→ **Objective**
Return the entries below verbatim. Pictures stay out.
------------------------------------------------------------------------
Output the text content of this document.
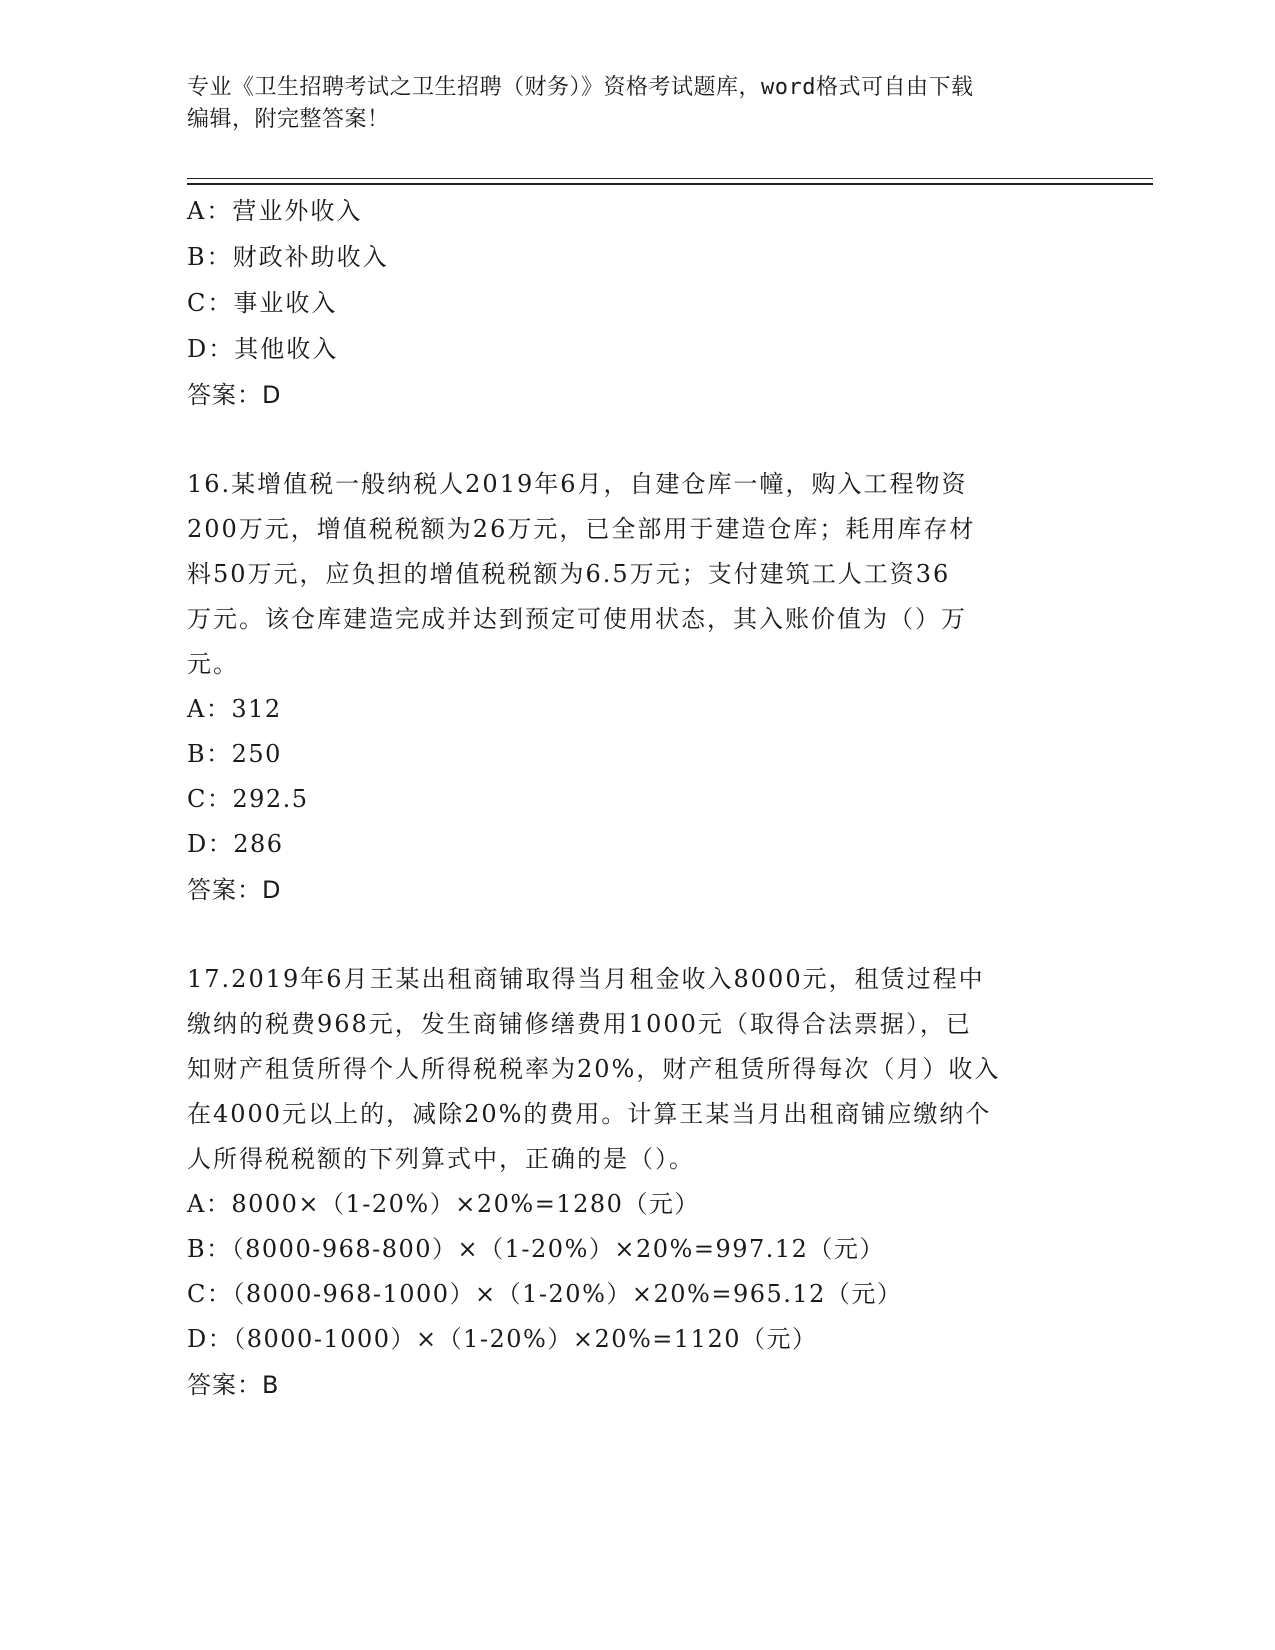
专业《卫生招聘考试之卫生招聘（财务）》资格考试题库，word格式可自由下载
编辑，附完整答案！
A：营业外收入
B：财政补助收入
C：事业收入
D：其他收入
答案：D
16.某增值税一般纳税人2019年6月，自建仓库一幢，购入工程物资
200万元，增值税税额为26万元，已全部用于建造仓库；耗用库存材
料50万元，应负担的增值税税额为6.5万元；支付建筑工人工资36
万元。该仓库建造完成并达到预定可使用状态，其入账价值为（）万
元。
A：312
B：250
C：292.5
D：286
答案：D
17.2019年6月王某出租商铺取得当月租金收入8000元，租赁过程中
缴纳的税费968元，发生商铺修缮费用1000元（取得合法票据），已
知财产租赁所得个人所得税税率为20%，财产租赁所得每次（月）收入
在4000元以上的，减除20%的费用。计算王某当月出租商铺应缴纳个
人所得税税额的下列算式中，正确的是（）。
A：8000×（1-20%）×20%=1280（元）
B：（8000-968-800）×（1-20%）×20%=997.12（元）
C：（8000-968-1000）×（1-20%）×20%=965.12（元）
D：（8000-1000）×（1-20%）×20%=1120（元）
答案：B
------------------------------------------------------------------------
→ **The completed task**
Output the text content of this document.
专业《卫生招聘考试之卫生招聘（财务）》资格考试题库，word格式可自由下载
编辑，附完整答案！
A：营业外收入
B：财政补助收入
C：事业收入
D：其他收入
答案：D
16.某增值税一般纳税人2019年6月，自建仓库一幢，购入工程物资
200万元，增值税税额为26万元，已全部用于建造仓库；耗用库存材
料50万元，应负担的增值税税额为6.5万元；支付建筑工人工资36
万元。该仓库建造完成并达到预定可使用状态，其入账价值为（）万
元。
A：312
B：250
C：292.5
D：286
答案：D
17.2019年6月王某出租商铺取得当月租金收入8000元，租赁过程中
缴纳的税费968元，发生商铺修缮费用1000元（取得合法票据），已
知财产租赁所得个人所得税税率为20%，财产租赁所得每次（月）收入
在4000元以上的，减除20%的费用。计算王某当月出租商铺应缴纳个
人所得税税额的下列算式中，正确的是（）。
A：8000×（1-20%）×20%=1280（元）
B：（8000-968-800）×（1-20%）×20%=997.12（元）
C：（8000-968-1000）×（1-20%）×20%=965.12（元）
D：（8000-1000）×（1-20%）×20%=1120（元）
答案：B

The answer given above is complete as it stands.